**WHAT YOU ARE ASKED TO DO:** Return each line of the records holding the string "przeanalizowano".

**DATA FOR THIS EXERCISE:**
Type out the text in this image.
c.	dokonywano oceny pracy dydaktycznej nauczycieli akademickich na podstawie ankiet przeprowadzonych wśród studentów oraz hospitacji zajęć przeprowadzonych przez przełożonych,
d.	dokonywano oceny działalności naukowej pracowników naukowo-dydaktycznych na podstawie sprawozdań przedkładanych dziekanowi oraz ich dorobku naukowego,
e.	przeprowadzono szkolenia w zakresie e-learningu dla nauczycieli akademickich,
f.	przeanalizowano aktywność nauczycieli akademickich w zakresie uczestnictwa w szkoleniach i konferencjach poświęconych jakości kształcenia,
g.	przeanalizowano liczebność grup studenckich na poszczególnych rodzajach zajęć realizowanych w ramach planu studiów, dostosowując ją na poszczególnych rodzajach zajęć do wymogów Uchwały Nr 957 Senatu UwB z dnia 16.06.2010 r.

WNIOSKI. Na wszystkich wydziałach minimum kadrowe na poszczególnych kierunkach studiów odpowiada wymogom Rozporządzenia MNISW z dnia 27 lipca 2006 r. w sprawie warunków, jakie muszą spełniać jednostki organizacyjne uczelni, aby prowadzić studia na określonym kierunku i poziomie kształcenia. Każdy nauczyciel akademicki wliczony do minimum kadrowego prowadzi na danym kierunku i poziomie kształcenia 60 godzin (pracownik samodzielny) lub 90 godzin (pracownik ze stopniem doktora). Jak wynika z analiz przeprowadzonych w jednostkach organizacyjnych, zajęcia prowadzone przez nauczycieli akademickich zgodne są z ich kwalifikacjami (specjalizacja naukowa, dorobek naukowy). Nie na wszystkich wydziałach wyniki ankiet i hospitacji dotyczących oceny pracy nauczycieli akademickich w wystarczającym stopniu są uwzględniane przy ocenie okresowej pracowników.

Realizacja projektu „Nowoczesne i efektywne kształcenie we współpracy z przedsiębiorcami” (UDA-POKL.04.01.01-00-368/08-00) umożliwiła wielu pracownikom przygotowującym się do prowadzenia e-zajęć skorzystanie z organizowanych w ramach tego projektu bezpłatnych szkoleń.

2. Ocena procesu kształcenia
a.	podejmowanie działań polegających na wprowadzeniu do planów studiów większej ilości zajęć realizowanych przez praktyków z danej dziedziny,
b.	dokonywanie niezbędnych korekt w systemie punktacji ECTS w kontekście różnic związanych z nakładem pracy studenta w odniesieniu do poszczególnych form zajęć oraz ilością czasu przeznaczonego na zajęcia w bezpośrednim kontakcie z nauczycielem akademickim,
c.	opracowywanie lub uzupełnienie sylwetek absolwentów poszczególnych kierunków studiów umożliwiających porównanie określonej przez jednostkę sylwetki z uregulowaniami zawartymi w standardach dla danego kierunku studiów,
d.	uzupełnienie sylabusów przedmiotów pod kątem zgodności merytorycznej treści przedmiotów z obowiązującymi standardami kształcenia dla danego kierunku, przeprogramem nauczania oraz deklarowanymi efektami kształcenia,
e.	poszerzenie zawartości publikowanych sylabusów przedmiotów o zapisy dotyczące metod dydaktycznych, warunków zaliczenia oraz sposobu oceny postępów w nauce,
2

==

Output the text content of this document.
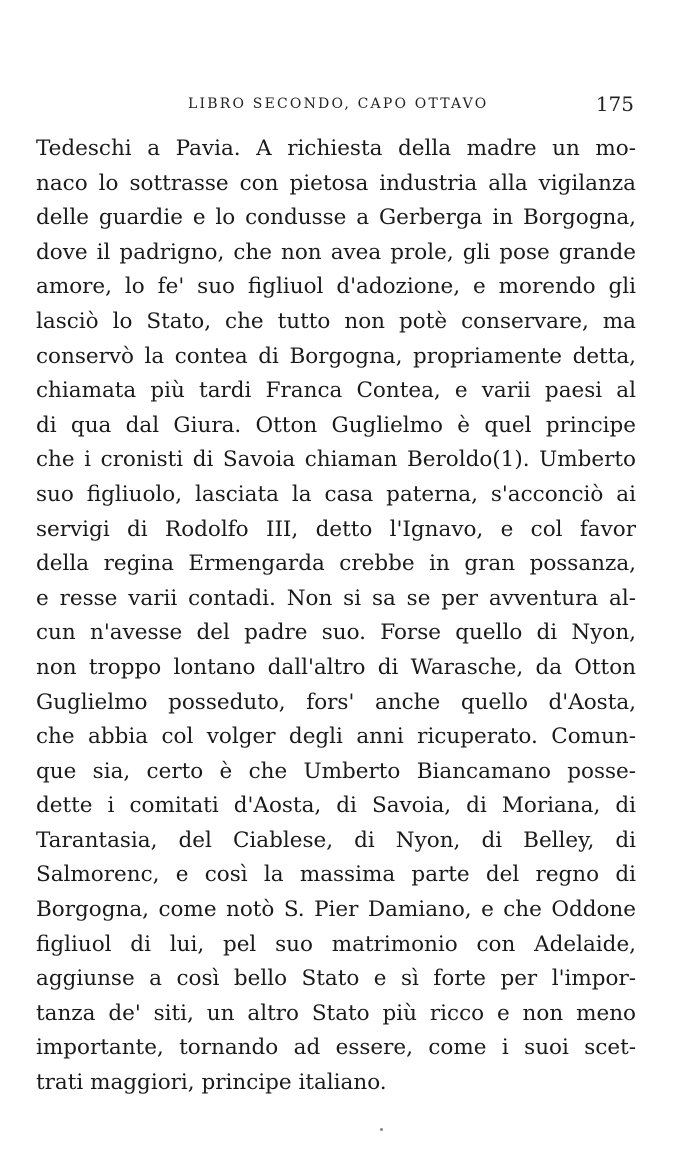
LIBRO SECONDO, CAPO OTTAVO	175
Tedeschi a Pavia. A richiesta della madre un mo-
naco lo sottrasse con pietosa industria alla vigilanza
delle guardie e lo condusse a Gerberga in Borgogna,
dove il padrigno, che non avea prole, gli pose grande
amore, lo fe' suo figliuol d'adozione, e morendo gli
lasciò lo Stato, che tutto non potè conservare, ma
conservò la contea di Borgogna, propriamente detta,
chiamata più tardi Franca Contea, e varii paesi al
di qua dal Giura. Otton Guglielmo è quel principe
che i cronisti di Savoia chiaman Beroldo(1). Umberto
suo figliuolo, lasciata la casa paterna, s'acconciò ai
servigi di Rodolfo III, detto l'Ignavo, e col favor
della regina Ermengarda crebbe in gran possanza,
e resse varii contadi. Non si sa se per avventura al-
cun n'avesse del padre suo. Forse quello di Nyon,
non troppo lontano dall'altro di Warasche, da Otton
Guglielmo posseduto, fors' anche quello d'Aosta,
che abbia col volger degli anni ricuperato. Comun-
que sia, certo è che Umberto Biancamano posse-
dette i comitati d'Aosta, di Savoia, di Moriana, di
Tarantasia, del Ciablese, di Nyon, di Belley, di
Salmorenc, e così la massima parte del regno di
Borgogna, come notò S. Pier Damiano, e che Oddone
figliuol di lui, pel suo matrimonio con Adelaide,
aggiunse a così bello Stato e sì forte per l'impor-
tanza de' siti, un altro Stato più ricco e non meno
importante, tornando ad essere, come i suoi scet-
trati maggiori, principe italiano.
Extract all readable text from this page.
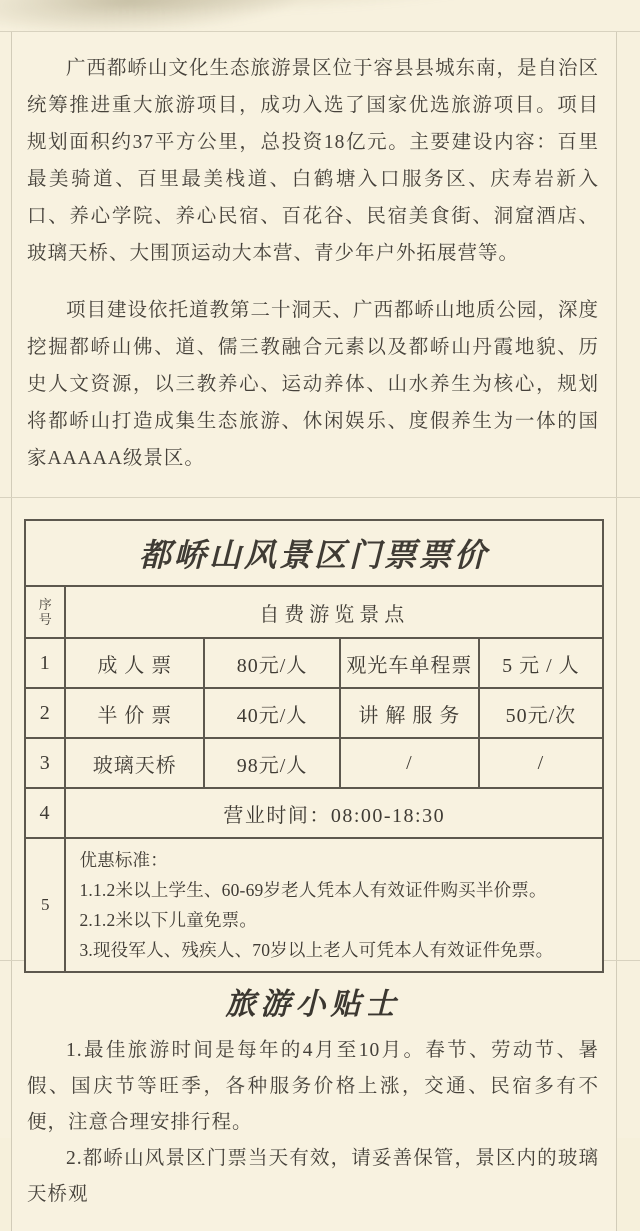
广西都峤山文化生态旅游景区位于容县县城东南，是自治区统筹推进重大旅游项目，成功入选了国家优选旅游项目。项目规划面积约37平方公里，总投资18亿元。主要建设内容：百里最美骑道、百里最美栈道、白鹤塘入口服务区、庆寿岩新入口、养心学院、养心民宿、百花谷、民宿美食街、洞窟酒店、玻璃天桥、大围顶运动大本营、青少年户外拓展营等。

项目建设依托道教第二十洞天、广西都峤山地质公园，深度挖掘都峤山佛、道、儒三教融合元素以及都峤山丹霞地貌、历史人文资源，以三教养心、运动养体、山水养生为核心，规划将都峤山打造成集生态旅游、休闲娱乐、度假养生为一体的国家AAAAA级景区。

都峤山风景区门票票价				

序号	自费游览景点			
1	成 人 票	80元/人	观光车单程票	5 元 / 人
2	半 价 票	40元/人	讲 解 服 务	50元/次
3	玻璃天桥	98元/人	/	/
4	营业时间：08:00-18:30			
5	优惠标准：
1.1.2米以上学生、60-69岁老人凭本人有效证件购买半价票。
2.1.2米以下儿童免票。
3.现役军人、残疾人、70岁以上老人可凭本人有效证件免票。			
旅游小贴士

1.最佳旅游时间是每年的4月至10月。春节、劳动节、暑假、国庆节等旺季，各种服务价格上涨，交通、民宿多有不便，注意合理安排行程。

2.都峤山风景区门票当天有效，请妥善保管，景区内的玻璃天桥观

**ANSWER FOR THIS EXERCISE:**
f.	przeanalizowano aktywność nauczycieli akademickich w zakresie uczestnictwa w szkoleniach i konferencjach poświęconych jakości kształcenia,
g.	przeanalizowano liczebność grup studenckich na poszczególnych rodzajach zajęć realizowanych w ramach planu studiów, dostosowując ją na poszczególnych rodzajach zajęć do wymogów Uchwały Nr 957 Senatu UwB z dnia 16.06.2010 r.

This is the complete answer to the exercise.